• What this task involves
Look through the lines below and extract each one that contains "name".

■ ■ ■

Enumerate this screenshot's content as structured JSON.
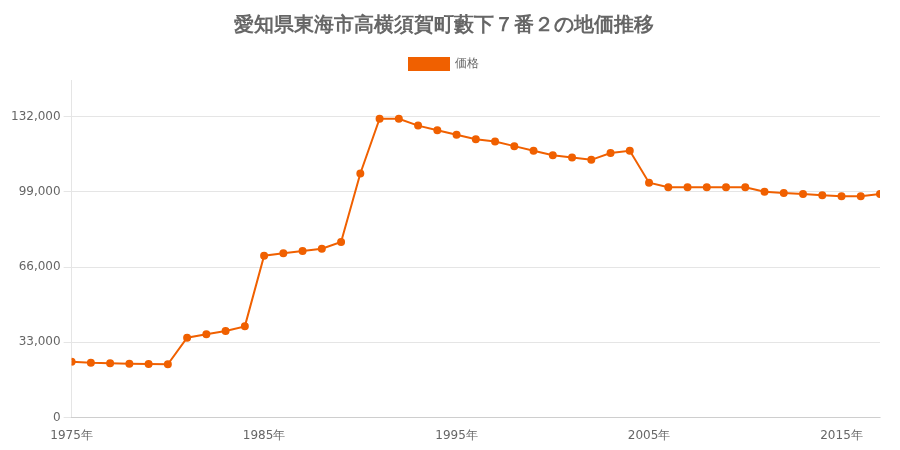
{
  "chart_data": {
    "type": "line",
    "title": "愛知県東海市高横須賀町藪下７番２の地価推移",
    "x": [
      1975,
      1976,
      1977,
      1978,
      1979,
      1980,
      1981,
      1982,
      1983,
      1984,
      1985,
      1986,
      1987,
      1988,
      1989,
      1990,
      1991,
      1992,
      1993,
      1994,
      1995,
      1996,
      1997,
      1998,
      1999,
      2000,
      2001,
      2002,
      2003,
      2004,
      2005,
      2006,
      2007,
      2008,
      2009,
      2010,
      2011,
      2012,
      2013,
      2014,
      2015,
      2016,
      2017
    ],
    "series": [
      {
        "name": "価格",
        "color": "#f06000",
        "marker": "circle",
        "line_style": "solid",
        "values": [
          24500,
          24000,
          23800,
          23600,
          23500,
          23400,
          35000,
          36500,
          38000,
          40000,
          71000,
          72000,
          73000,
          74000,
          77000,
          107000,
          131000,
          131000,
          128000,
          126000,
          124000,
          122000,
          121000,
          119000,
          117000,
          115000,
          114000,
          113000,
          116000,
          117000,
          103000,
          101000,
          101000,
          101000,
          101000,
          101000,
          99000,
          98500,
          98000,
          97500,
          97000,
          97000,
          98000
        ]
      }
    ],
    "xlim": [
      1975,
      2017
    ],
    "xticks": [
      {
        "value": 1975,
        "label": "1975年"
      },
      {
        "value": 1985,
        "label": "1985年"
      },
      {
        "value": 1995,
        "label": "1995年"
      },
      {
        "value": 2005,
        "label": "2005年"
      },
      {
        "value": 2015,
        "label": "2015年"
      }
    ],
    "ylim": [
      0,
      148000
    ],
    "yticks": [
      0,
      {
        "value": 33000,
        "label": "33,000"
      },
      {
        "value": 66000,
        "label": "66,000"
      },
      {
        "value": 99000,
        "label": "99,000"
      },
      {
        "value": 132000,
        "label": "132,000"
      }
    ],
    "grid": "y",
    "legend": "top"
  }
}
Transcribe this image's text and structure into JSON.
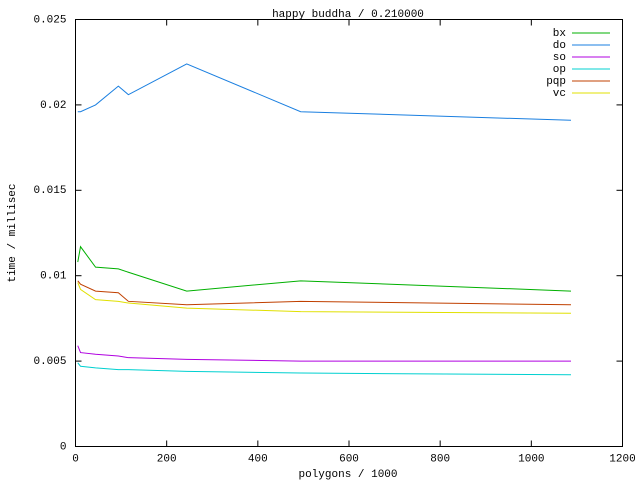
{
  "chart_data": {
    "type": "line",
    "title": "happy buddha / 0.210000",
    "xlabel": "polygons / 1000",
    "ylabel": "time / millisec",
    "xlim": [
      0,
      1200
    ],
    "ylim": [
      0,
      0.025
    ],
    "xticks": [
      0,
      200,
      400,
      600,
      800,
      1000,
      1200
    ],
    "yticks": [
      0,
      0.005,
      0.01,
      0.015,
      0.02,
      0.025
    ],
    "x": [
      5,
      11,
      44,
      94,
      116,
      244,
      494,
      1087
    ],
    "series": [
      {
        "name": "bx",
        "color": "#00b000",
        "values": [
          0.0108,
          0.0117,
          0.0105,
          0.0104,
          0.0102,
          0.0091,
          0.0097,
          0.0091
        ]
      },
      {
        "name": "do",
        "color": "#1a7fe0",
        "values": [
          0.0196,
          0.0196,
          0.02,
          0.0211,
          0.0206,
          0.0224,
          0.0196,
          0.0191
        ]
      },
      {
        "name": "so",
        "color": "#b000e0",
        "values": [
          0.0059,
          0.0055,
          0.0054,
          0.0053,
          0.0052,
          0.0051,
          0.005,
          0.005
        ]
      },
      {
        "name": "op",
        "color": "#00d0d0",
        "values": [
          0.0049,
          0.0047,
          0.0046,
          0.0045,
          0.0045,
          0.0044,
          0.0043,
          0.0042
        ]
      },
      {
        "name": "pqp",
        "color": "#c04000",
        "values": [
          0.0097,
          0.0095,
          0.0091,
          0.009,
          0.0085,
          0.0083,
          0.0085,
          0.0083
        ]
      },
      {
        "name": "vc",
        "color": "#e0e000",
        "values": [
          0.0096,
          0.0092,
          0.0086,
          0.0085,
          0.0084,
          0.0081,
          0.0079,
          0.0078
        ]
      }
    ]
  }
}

■ ■ ■

• The response
        "name": "価格",
        "name": "bx",
        "name": "do",
        "name": "so",
        "name": "op",
        "name": "pqp",
        "name": "vc",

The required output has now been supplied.